- [Challenge]: Find all lines in the records that include the word "true", and copy them out.

▼▼▼

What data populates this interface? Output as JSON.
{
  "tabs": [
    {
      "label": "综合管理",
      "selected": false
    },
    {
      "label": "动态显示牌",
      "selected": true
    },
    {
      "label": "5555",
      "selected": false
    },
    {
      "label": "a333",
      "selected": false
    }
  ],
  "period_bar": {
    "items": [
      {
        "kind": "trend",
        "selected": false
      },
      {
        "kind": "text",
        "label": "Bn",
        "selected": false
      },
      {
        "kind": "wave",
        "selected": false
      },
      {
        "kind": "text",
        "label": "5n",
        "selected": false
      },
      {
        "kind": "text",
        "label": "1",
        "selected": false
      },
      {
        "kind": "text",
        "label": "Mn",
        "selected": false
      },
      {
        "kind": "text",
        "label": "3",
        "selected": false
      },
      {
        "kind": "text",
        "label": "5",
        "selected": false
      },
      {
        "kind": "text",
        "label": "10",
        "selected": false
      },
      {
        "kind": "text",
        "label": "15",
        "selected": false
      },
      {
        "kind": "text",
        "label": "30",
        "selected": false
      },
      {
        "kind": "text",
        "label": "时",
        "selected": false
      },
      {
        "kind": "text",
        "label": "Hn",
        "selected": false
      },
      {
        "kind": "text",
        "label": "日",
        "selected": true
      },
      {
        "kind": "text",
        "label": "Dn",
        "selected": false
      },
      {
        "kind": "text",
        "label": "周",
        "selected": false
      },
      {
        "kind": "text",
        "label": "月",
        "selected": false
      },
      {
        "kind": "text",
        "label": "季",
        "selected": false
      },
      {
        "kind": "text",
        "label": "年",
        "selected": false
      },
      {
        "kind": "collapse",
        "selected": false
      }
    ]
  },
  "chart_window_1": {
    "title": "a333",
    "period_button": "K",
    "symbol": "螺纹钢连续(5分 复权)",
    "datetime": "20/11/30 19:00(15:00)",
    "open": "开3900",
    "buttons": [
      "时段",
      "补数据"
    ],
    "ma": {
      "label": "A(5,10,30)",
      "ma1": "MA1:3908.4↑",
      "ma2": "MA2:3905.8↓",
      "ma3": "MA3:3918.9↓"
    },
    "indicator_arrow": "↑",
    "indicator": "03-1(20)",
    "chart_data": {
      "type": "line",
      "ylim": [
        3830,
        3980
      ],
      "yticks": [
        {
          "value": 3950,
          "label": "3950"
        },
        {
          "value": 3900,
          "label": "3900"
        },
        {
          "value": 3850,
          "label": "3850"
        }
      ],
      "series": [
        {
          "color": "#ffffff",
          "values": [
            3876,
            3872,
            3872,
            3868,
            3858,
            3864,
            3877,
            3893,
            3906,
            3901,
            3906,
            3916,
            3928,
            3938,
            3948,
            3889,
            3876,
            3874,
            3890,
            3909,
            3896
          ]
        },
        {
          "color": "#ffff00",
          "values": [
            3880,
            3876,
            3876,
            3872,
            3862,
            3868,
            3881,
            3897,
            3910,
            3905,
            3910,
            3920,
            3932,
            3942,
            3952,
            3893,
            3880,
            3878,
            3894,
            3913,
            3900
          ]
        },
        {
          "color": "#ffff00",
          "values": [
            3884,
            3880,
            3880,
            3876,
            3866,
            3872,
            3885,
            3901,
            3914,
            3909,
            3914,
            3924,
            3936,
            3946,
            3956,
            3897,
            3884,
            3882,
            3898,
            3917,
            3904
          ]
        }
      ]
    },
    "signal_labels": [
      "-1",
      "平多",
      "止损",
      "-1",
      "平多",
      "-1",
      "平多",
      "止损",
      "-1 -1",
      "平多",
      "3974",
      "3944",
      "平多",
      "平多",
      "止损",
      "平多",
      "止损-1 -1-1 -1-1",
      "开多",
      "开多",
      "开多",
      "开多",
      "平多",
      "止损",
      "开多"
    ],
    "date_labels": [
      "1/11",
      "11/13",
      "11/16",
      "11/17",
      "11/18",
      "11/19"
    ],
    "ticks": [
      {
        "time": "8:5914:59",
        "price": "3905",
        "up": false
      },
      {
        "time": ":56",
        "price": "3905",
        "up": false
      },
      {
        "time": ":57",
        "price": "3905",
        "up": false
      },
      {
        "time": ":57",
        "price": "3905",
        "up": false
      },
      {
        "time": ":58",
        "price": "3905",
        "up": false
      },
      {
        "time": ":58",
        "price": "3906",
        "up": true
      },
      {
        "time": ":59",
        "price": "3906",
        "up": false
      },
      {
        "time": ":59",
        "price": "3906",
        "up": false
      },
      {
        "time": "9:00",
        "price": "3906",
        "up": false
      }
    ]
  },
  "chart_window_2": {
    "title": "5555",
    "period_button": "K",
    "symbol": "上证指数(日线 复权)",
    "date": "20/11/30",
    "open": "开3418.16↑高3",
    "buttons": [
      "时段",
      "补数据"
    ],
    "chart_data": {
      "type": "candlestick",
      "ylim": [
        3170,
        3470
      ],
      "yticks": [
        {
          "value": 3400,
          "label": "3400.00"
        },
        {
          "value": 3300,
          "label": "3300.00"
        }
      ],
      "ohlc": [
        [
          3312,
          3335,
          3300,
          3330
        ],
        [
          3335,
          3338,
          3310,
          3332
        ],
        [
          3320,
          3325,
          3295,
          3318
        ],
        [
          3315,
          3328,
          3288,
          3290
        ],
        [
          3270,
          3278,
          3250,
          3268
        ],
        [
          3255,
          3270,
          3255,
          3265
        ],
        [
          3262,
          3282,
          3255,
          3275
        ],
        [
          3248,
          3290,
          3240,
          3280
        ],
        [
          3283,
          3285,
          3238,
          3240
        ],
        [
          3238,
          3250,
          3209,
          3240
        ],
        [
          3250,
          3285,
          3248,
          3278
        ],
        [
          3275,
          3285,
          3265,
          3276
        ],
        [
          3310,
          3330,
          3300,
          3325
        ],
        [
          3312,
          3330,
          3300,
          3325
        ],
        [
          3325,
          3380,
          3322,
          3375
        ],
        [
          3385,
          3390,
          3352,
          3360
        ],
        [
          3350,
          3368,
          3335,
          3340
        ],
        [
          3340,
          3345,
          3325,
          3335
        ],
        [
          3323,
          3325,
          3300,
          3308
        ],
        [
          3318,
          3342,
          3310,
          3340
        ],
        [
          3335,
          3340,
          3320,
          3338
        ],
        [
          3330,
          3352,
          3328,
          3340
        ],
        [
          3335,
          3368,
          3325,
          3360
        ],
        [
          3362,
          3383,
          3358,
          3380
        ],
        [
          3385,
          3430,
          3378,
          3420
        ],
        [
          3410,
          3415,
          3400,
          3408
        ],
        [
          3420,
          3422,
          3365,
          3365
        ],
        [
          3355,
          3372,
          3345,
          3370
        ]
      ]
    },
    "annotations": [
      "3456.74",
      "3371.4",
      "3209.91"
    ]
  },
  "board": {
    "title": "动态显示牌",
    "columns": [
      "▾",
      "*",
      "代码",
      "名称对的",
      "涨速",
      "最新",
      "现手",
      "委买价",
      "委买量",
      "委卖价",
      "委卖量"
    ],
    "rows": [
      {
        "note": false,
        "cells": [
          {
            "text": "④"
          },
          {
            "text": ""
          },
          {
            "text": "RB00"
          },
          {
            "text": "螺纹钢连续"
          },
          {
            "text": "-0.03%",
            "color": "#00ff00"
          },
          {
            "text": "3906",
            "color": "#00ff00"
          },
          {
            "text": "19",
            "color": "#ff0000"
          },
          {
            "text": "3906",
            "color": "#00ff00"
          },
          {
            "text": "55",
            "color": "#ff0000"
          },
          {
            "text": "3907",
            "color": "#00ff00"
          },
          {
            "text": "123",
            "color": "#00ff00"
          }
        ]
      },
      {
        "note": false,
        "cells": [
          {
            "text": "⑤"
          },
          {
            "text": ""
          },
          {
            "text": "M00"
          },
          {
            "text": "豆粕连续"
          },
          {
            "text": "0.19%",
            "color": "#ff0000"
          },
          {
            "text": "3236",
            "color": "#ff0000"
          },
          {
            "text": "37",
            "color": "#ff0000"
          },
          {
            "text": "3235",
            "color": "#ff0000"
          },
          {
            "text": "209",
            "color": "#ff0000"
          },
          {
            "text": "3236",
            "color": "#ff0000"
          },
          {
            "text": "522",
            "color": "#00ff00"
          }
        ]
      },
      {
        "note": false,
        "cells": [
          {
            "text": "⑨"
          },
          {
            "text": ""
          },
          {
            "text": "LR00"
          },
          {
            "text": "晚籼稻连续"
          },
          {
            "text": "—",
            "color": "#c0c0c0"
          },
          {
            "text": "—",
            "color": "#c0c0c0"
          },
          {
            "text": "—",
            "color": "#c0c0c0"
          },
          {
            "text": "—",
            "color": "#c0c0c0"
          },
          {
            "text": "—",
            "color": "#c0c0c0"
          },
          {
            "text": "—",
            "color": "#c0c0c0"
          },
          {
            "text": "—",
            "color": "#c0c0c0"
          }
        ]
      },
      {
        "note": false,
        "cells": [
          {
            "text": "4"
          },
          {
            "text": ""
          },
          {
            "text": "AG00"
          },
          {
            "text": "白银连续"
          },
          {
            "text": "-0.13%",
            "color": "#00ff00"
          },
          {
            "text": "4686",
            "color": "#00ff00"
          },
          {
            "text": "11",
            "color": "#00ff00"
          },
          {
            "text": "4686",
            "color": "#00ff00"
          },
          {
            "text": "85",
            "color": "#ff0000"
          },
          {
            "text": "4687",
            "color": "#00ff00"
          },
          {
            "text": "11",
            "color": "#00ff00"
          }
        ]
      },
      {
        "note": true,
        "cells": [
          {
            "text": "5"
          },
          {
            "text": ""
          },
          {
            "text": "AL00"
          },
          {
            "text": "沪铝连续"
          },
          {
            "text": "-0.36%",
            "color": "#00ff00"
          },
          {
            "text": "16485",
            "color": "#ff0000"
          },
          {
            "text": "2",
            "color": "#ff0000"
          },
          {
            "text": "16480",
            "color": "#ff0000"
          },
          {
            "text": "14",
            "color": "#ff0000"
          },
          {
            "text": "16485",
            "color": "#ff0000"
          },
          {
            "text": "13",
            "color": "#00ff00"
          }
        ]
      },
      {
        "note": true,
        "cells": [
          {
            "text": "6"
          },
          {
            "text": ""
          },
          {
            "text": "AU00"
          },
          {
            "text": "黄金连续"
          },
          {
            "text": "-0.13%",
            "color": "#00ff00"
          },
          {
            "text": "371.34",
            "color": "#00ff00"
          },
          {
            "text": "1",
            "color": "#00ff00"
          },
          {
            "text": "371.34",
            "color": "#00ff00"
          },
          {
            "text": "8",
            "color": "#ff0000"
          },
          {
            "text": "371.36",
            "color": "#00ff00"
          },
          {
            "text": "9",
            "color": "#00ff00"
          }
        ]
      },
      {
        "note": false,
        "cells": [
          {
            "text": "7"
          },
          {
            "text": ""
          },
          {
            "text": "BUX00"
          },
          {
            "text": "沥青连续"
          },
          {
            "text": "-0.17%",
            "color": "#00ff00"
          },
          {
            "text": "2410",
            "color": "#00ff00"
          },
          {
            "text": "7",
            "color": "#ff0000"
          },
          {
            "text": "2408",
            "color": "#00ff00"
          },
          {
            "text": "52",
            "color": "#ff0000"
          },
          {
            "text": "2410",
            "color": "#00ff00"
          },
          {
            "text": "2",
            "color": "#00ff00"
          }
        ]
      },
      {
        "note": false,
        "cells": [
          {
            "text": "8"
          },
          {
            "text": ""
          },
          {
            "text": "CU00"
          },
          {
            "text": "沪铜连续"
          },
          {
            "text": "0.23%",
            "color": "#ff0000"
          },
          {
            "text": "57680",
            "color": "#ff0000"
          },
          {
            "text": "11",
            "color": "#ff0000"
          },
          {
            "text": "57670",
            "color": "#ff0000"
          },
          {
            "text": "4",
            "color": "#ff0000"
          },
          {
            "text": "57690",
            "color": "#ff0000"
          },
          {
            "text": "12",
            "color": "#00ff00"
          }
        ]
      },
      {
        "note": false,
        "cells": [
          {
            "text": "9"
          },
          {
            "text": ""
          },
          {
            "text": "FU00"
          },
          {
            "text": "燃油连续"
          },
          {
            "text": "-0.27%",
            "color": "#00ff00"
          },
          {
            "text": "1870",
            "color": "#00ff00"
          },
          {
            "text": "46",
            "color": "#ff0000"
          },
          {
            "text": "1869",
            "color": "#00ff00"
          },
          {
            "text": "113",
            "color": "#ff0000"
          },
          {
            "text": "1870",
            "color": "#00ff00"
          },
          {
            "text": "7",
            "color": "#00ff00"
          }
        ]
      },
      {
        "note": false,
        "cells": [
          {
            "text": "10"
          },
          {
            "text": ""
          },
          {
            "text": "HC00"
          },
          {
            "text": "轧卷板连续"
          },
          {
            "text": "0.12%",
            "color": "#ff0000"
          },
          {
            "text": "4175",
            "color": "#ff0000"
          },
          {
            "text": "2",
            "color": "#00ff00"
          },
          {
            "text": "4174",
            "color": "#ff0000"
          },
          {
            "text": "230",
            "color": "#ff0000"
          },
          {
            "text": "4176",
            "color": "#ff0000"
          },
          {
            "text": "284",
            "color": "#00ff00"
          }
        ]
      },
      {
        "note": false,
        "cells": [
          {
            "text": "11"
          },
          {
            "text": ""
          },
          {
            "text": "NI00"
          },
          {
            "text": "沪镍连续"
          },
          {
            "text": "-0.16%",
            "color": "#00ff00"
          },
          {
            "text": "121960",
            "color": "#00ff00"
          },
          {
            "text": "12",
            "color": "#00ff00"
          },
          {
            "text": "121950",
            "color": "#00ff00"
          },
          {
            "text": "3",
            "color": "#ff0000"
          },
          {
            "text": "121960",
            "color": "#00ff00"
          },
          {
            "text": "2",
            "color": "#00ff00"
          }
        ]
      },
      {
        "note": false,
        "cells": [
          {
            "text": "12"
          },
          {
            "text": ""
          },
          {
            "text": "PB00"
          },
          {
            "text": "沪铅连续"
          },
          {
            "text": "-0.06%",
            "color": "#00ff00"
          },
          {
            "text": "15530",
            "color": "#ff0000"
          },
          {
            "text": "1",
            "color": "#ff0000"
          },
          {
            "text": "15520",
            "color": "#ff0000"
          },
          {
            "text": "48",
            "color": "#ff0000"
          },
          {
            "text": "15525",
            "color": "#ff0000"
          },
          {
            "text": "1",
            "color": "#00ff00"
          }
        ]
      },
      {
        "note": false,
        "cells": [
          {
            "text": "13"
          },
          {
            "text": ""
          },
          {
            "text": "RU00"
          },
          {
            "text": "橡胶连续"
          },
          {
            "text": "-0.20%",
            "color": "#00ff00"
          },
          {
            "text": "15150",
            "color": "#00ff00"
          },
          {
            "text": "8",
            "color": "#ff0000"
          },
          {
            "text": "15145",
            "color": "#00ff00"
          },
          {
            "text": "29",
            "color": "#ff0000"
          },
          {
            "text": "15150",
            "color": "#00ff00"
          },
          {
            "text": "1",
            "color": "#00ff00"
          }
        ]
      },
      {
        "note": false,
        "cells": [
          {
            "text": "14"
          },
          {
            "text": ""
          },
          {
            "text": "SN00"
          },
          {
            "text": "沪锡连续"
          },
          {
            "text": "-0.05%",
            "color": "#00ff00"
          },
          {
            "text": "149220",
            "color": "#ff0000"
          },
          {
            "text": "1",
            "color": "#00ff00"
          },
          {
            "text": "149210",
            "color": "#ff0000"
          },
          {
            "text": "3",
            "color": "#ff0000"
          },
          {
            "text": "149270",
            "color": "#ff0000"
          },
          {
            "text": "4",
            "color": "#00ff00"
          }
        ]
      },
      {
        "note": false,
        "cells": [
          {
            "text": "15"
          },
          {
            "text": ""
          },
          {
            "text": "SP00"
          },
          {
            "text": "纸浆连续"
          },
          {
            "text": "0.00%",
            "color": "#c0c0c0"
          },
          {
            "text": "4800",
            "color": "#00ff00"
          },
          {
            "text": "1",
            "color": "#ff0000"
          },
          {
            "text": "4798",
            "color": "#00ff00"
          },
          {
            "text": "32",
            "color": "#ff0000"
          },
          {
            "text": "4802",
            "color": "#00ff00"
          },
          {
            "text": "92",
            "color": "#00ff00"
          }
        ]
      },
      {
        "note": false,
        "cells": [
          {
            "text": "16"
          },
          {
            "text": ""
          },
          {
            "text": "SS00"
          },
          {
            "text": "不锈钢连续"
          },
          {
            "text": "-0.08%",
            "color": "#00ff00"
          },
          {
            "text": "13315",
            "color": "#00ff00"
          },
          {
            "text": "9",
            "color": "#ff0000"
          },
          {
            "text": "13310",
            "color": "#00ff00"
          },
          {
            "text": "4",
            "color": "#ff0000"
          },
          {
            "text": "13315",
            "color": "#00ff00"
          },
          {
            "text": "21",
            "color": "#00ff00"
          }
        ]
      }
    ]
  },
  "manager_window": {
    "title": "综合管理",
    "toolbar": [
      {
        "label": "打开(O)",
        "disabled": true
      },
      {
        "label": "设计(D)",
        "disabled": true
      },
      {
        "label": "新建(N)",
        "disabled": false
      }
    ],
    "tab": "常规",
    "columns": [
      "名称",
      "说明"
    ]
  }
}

▲▲▲

- [Finished task]:
      "selected": true
        "selected": true
        "up": true
        "note": true,
        "note": true,
        "disabled": true
        "disabled": true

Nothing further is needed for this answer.